> **WHAT YOU HAVE TO DO**
Copy each line that contains the word "農林水産省は".

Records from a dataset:

- - - - - - -

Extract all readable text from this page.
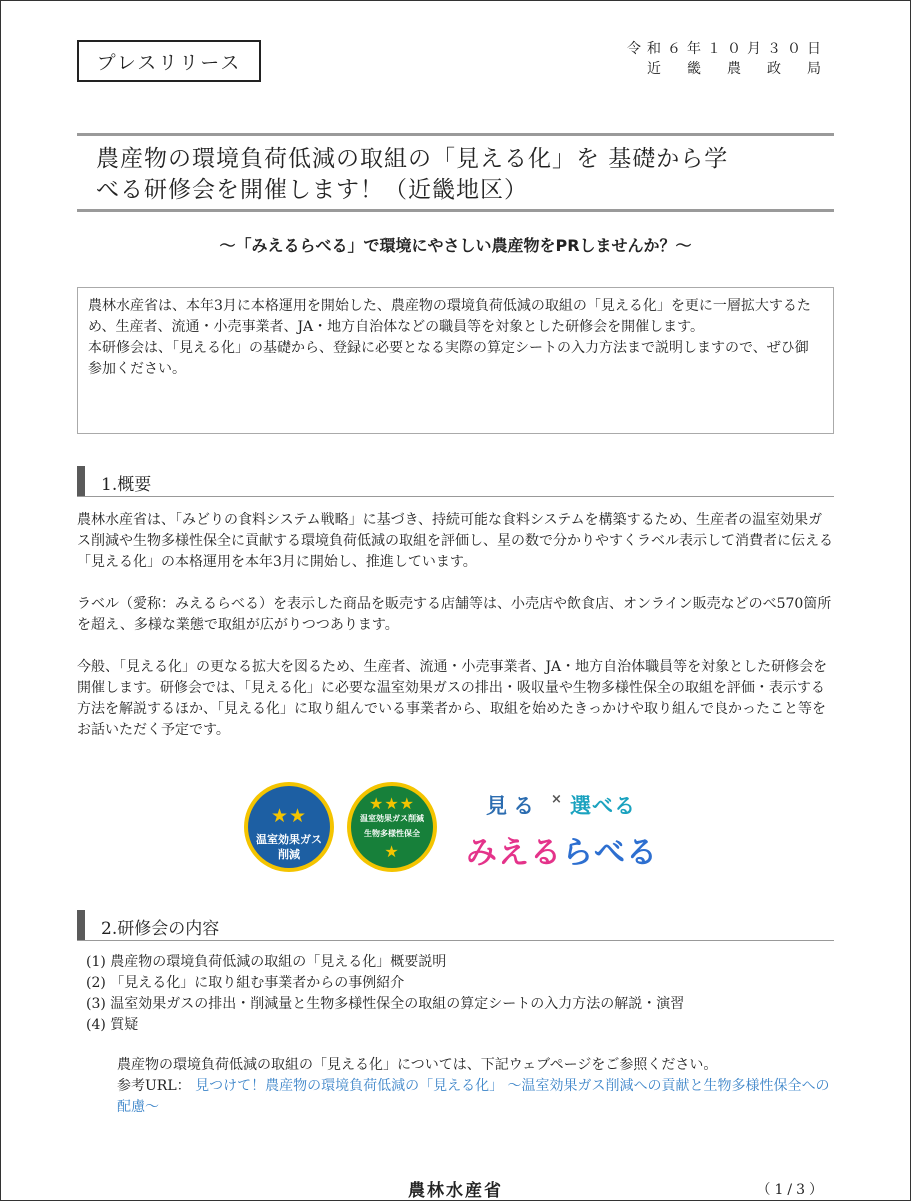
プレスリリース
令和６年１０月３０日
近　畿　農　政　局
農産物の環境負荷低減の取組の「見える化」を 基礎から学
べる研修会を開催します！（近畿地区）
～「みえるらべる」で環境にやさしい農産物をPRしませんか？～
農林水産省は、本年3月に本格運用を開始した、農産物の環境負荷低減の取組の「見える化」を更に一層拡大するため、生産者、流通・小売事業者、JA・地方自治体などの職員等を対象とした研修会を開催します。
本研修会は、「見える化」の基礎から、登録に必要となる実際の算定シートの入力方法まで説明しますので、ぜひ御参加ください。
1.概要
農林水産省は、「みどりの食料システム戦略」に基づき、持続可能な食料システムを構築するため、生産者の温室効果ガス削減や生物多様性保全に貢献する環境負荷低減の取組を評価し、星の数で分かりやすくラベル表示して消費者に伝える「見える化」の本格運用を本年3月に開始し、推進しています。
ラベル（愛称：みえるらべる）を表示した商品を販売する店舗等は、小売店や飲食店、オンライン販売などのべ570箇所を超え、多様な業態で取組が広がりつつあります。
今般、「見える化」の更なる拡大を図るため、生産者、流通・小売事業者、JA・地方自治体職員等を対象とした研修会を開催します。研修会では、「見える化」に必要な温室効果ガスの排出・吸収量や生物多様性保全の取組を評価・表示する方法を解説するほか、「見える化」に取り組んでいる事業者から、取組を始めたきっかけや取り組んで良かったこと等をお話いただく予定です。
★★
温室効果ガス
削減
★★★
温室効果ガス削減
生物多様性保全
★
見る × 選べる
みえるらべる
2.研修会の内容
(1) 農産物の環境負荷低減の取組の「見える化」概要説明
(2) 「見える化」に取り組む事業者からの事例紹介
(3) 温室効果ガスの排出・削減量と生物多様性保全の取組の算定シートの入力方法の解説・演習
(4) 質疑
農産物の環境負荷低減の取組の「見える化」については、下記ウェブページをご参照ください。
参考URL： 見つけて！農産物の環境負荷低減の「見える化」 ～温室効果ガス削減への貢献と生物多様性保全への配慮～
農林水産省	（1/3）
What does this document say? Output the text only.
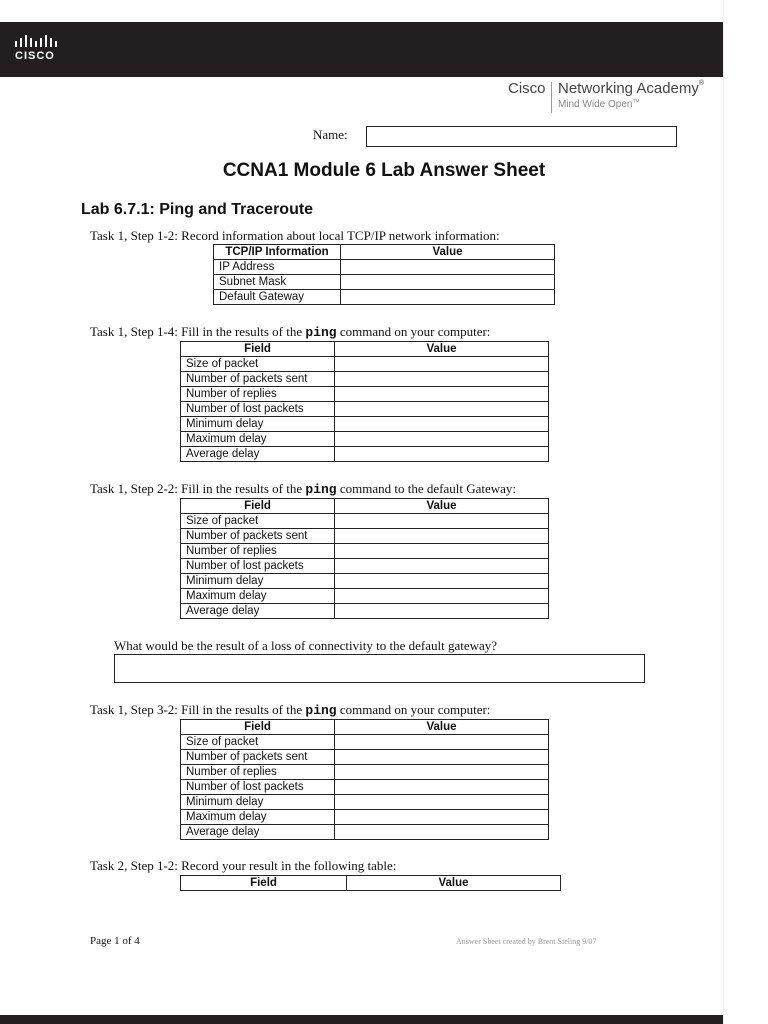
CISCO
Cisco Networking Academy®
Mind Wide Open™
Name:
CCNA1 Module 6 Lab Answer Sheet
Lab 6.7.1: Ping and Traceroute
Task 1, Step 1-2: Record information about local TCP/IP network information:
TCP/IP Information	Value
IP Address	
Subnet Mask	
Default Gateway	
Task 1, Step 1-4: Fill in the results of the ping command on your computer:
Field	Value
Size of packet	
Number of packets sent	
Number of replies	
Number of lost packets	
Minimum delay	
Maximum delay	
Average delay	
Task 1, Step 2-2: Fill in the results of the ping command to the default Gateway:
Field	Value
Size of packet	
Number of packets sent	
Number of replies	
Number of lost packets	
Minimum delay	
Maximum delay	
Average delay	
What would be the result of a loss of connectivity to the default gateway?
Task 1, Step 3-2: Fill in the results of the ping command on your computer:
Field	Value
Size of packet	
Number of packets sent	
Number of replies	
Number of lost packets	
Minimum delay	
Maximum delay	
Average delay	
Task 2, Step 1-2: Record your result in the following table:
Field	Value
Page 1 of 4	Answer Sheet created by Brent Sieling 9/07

- - - - - - -

> **SOLUTION TO THE EXERCISE**
農林水産省は、本年3月に本格運用を開始した、農産物の環境負荷低減の取組の「見える化」を更に一層拡大するため、生産者、流通・小売事業者、JA・地方自治体などの職員等を対象とした研修会を開催します。
農林水産省は、「みどりの食料システム戦略」に基づき、持続可能な食料システムを構築するため、生産者の温室効果ガス削減や生物多様性保全に貢献する環境負荷低減の取組を評価し、星の数で分かりやすくラベル表示して消費者に伝える「見える化」の本格運用を本年3月に開始し、推進しています。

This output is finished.